> **The problem**:
Which lines in the records below contain the word "cell"? Copy each one out.

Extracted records
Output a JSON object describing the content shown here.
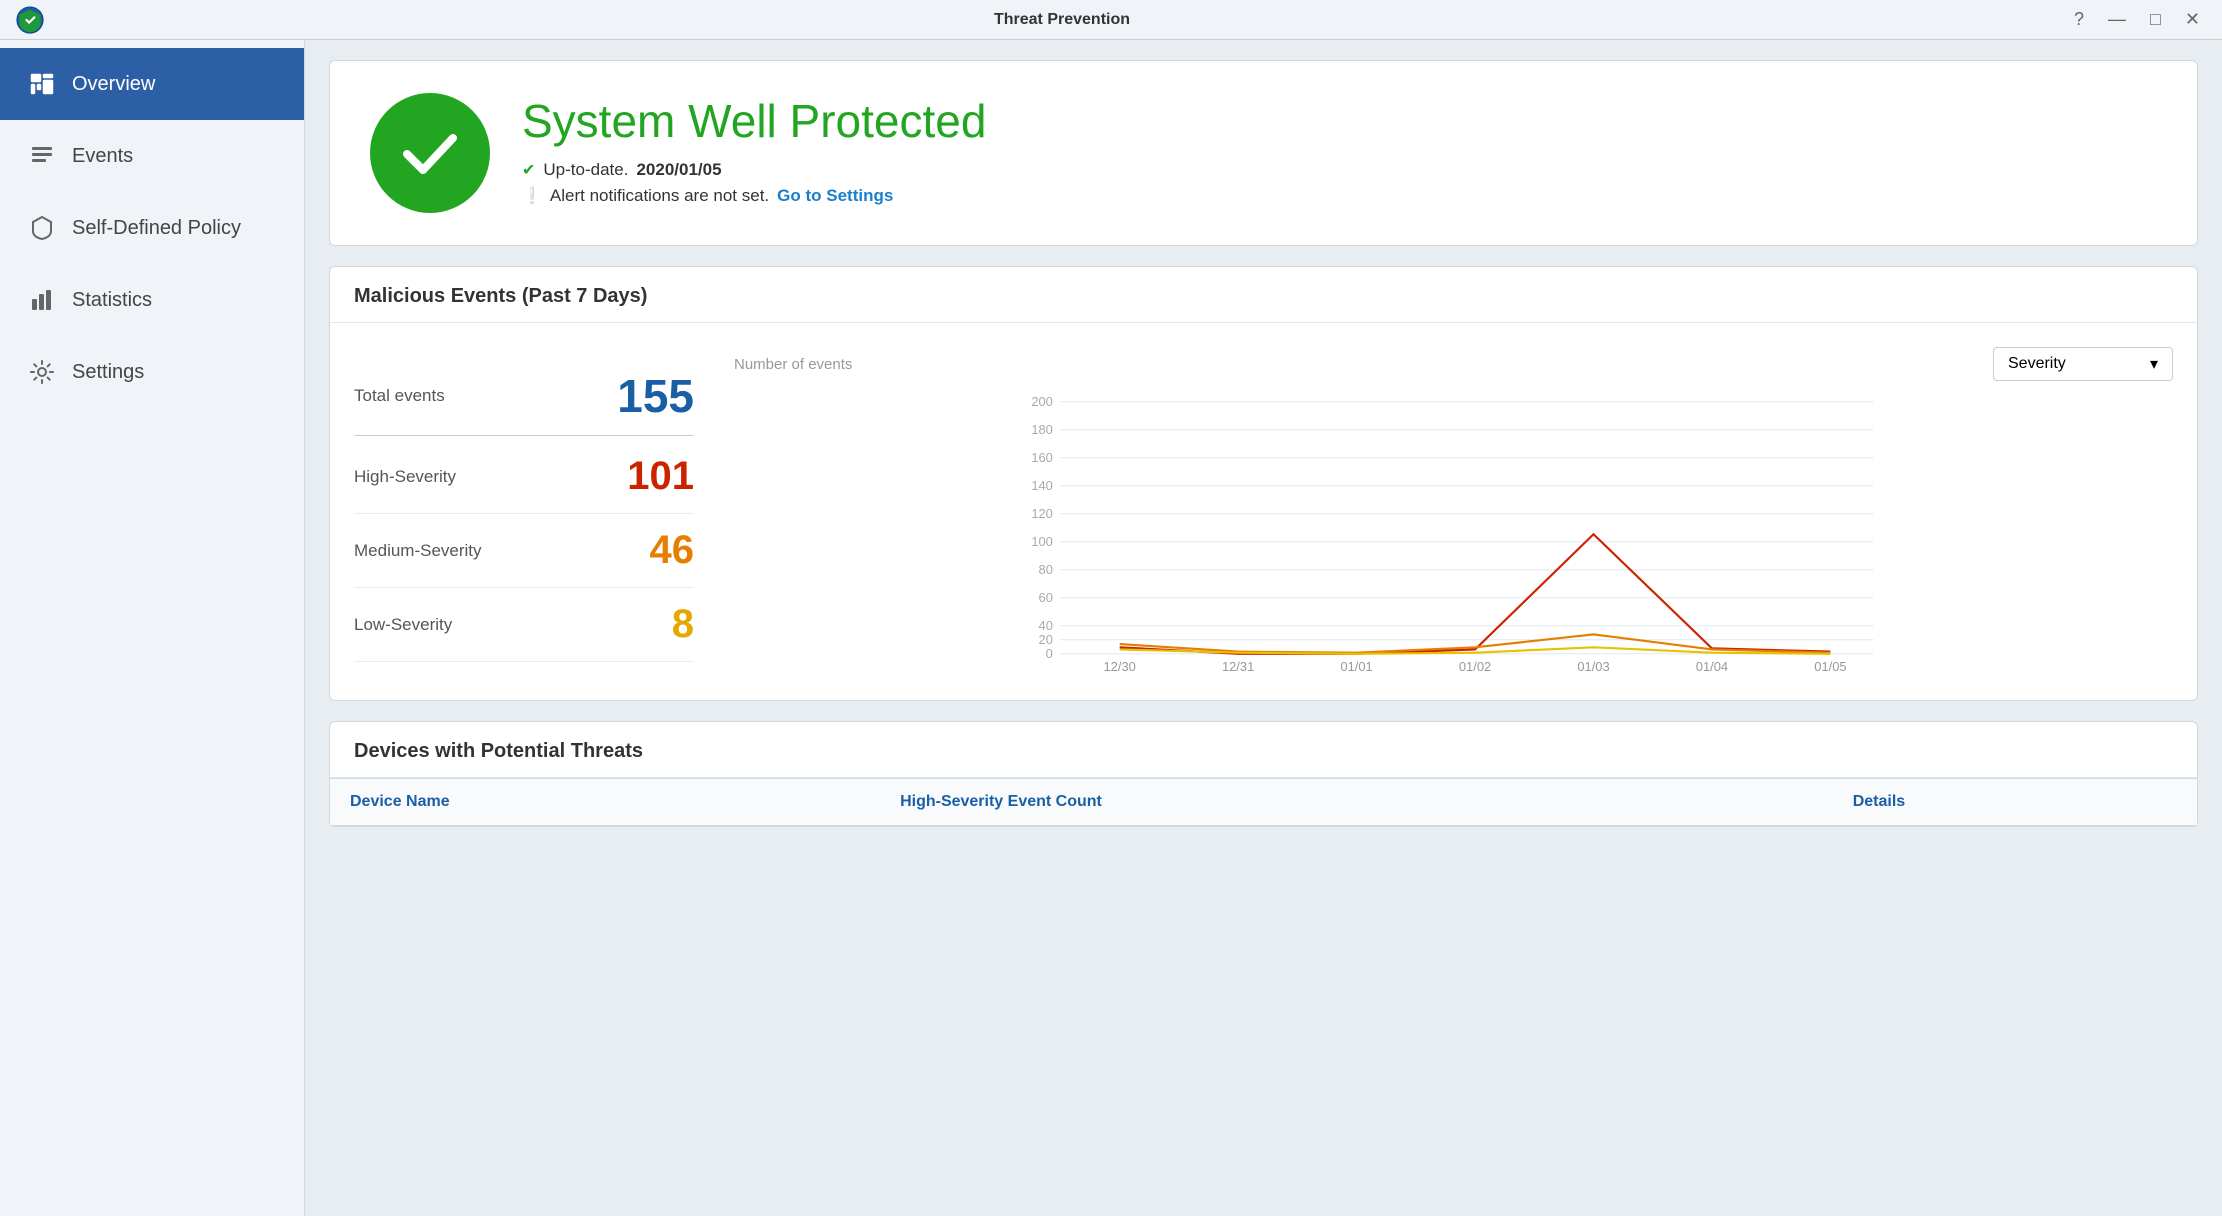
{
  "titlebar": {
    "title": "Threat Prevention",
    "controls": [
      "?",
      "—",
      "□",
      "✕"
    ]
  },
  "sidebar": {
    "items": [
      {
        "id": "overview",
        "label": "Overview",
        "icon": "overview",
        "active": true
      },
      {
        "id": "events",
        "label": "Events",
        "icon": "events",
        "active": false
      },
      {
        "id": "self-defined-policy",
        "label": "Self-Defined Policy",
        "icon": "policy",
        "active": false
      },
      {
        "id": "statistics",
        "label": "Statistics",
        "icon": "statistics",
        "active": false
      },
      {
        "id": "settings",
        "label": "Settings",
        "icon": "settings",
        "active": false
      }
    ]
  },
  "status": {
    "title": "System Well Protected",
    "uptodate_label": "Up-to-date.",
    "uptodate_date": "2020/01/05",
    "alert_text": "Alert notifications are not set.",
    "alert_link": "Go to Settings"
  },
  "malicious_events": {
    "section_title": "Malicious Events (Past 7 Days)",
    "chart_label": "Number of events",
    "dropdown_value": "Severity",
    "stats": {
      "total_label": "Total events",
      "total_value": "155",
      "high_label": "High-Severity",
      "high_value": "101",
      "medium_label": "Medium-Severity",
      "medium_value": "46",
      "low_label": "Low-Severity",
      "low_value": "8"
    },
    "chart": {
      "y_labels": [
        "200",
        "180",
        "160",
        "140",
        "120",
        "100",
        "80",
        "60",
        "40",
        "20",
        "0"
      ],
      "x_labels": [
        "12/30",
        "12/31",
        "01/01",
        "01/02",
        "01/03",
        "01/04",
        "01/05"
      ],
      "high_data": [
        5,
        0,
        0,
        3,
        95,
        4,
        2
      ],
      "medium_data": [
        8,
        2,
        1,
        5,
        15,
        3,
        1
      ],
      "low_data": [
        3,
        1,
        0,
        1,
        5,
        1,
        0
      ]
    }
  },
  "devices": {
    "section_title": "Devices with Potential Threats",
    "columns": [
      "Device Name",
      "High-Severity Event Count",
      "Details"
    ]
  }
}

...

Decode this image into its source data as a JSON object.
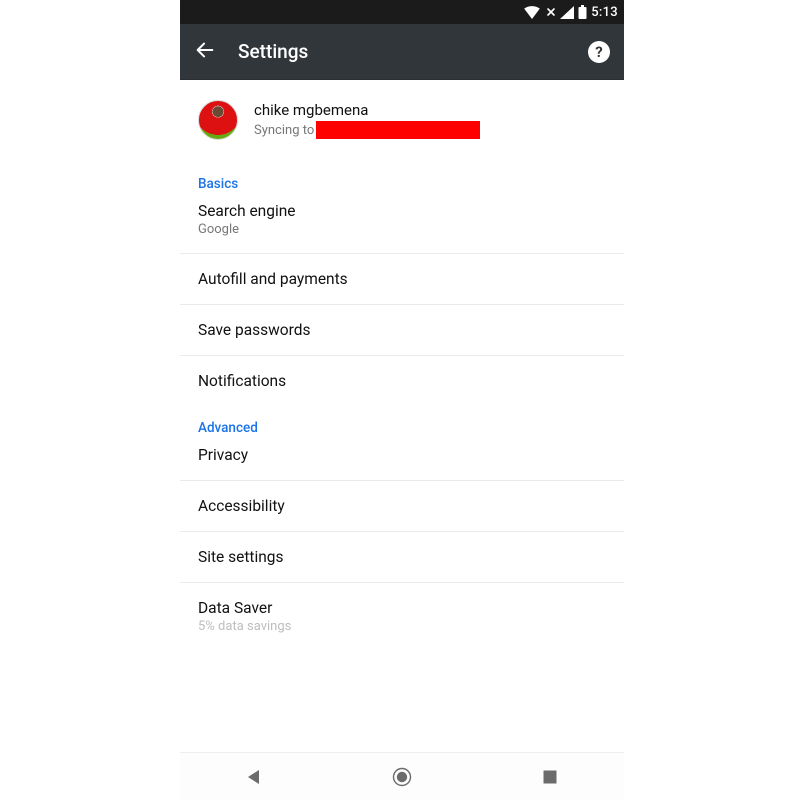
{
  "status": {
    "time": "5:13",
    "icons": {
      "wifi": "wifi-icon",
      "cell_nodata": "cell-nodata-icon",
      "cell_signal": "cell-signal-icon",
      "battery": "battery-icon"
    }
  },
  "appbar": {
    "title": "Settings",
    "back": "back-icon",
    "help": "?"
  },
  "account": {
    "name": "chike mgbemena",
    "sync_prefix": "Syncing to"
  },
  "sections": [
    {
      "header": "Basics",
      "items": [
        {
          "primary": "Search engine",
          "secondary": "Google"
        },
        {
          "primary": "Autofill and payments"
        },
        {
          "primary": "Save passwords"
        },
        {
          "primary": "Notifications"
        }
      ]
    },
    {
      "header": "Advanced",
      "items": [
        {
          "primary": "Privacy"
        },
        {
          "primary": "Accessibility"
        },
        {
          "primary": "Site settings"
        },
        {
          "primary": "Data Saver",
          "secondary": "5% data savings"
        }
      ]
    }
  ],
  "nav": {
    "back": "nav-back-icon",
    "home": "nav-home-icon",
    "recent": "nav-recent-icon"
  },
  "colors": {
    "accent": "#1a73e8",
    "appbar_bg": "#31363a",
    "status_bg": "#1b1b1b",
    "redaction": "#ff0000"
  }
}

> **Result for this exercise**:
      "cell_nodata": "cell-nodata-icon",
      "cell_signal": "cell-signal-icon",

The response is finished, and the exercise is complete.